>> start Data
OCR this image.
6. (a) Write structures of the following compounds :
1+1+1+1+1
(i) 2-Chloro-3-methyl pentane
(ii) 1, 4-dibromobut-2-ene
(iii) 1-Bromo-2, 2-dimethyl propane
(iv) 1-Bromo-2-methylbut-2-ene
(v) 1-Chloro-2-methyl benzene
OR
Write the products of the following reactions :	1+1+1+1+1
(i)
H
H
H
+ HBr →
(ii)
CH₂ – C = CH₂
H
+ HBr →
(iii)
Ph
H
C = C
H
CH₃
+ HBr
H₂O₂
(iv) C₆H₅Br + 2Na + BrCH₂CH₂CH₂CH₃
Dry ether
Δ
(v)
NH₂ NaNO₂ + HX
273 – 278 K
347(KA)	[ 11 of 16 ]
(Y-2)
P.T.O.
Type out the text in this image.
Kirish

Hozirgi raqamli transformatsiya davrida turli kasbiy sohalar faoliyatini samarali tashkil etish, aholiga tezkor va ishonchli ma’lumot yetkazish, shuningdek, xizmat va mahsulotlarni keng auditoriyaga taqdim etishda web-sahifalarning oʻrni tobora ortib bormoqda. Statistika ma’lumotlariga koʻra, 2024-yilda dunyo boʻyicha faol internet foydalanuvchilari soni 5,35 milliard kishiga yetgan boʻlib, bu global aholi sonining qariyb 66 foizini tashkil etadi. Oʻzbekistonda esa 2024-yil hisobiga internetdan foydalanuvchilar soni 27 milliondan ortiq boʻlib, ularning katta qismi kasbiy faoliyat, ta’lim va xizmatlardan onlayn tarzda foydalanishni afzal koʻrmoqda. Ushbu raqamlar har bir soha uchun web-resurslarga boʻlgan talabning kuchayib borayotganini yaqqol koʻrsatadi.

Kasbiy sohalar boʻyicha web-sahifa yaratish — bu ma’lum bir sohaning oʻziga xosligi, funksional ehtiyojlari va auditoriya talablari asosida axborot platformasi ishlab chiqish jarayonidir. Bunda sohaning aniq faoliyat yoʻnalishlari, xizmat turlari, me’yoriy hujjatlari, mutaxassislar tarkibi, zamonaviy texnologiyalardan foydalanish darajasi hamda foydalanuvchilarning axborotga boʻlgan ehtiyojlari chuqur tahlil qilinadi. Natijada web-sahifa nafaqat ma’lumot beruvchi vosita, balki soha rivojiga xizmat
>> end Data
*Stated exercise*:
Print the records above exactly as they appear.

*Result for this task*:
OCR this image.
6. (a) Write structures of the following compounds :
1+1+1+1+1
(i) 2-Chloro-3-methyl pentane
(ii) 1, 4-dibromobut-2-ene
(iii) 1-Bromo-2, 2-dimethyl propane
(iv) 1-Bromo-2-methylbut-2-ene
(v) 1-Chloro-2-methyl benzene
OR
Write the products of the following reactions :	1+1+1+1+1
(i)
H
H
H
+ HBr →
(ii)
CH₂ – C = CH₂
H
+ HBr →
(iii)
Ph
H
C = C
H
CH₃
+ HBr
H₂O₂
(iv) C₆H₅Br + 2Na + BrCH₂CH₂CH₂CH₃
Dry ether
Δ
(v)
NH₂ NaNO₂ + HX
273 – 278 K
347(KA)	[ 11 of 16 ]
(Y-2)
P.T.O.
Type out the text in this image.
Kirish

Hozirgi raqamli transformatsiya davrida turli kasbiy sohalar faoliyatini samarali tashkil etish, aholiga tezkor va ishonchli ma’lumot yetkazish, shuningdek, xizmat va mahsulotlarni keng auditoriyaga taqdim etishda web-sahifalarning oʻrni tobora ortib bormoqda. Statistika ma’lumotlariga koʻra, 2024-yilda dunyo boʻyicha faol internet foydalanuvchilari soni 5,35 milliard kishiga yetgan boʻlib, bu global aholi sonining qariyb 66 foizini tashkil etadi. Oʻzbekistonda esa 2024-yil hisobiga internetdan foydalanuvchilar soni 27 milliondan ortiq boʻlib, ularning katta qismi kasbiy faoliyat, ta’lim va xizmatlardan onlayn tarzda foydalanishni afzal koʻrmoqda. Ushbu raqamlar har bir soha uchun web-resurslarga boʻlgan talabning kuchayib borayotganini yaqqol koʻrsatadi.

Kasbiy sohalar boʻyicha web-sahifa yaratish — bu ma’lum bir sohaning oʻziga xosligi, funksional ehtiyojlari va auditoriya talablari asosida axborot platformasi ishlab chiqish jarayonidir. Bunda sohaning aniq faoliyat yoʻnalishlari, xizmat turlari, me’yoriy hujjatlari, mutaxassislar tarkibi, zamonaviy texnologiyalardan foydalanish darajasi hamda foydalanuvchilarning axborotga boʻlgan ehtiyojlari chuqur tahlil qilinadi. Natijada web-sahifa nafaqat ma’lumot beruvchi vosita, balki soha rivojiga xizmat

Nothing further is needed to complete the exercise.